◆ **Information shown**:

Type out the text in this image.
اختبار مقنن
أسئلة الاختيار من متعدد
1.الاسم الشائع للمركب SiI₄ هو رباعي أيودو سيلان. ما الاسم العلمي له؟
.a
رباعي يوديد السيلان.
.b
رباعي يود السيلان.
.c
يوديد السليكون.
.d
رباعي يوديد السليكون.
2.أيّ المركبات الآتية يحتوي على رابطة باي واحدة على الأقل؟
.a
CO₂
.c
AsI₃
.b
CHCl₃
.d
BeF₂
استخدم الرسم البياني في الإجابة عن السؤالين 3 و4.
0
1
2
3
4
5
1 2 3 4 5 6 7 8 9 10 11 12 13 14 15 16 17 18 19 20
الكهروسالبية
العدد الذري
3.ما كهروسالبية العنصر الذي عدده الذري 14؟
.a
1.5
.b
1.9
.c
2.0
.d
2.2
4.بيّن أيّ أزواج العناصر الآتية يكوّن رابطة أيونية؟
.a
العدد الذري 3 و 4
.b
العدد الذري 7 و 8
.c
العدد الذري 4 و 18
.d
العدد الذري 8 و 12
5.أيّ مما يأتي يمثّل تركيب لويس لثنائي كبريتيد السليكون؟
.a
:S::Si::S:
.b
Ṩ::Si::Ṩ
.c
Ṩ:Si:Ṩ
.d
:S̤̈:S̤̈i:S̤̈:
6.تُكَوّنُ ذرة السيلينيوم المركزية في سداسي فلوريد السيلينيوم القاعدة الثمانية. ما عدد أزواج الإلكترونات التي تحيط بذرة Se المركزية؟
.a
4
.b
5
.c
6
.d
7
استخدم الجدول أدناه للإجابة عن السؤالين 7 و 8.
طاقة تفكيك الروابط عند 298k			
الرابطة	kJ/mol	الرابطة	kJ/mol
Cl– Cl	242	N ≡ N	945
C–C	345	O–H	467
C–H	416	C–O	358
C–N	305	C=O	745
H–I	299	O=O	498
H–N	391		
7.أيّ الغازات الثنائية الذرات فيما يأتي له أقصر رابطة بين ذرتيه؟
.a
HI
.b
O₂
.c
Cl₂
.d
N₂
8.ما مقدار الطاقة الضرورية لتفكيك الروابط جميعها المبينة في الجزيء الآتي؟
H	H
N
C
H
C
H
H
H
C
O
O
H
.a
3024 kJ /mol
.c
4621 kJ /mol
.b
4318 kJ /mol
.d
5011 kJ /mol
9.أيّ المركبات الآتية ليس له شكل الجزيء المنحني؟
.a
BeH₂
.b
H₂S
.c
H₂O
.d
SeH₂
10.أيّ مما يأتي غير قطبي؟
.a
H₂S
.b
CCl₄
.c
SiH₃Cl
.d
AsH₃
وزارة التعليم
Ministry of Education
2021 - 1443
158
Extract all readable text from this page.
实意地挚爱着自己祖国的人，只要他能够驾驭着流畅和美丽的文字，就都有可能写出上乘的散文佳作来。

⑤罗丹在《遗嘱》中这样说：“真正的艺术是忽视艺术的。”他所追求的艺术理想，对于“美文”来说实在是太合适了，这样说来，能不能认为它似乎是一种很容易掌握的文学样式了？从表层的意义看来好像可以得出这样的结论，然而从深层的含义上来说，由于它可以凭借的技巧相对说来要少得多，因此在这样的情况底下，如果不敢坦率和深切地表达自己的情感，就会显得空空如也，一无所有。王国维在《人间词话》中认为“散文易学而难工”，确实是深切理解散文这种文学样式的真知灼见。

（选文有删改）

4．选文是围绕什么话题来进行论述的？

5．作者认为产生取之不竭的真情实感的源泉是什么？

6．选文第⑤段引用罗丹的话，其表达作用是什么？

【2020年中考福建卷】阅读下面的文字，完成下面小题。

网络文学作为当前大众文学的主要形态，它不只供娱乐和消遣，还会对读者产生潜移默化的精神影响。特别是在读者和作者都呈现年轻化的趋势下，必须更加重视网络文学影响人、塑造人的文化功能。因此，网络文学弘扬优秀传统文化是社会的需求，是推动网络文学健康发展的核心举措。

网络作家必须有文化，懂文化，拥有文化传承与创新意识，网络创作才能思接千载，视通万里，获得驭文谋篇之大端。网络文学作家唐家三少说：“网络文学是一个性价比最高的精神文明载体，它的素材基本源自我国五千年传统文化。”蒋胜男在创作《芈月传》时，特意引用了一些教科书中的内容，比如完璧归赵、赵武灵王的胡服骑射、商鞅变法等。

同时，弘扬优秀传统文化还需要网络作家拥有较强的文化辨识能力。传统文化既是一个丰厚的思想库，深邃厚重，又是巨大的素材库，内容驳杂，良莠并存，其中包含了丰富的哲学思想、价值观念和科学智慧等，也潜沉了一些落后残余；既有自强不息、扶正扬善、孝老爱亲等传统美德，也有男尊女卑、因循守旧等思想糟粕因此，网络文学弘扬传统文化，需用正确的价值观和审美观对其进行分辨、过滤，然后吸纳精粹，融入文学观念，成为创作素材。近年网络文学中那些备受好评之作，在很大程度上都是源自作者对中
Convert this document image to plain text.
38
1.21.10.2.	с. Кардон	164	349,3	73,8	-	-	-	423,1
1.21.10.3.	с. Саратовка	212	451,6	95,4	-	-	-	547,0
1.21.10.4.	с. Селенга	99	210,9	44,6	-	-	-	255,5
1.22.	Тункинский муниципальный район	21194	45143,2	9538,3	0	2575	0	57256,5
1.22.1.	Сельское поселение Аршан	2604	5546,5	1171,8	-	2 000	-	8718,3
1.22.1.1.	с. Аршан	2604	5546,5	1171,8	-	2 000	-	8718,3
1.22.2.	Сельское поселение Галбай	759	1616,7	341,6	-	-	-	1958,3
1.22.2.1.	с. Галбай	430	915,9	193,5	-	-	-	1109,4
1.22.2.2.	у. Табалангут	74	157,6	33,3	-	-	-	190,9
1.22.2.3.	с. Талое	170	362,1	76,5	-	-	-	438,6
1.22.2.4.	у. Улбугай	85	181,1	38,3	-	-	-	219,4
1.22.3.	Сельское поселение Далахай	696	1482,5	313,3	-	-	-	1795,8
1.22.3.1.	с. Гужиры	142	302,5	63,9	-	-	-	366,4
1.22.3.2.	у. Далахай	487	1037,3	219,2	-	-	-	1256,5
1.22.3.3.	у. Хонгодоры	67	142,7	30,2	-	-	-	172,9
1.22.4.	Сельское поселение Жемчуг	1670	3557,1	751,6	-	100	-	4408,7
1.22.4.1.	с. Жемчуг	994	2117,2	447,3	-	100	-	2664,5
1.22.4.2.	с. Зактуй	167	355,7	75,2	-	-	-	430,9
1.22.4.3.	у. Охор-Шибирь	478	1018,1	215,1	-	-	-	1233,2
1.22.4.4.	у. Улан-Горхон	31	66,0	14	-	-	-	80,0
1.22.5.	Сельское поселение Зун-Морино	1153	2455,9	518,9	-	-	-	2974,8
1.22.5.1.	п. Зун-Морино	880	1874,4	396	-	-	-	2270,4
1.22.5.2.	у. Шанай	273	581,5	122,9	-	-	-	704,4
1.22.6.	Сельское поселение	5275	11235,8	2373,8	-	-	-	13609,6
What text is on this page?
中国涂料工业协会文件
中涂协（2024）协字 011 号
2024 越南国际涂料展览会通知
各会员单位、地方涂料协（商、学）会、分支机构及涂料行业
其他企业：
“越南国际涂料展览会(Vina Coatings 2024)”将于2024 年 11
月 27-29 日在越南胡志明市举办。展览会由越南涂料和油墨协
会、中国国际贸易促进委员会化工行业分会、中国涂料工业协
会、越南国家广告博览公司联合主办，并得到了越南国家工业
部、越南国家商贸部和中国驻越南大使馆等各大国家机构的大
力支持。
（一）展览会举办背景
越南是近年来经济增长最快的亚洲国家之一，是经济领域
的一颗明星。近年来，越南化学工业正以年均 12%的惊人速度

◆ **What the task requires**:
Check each line of the records above for the string "أزواج", and report every line that has it.

◆ **Completed exercise**:
4.بيّن أيّ أزواج العناصر الآتية يكوّن رابطة أيونية؟
6.تُكَوّنُ ذرة السيلينيوم المركزية في سداسي فلوريد السيلينيوم القاعدة الثمانية. ما عدد أزواج الإلكترونات التي تحيط بذرة Se المركزية؟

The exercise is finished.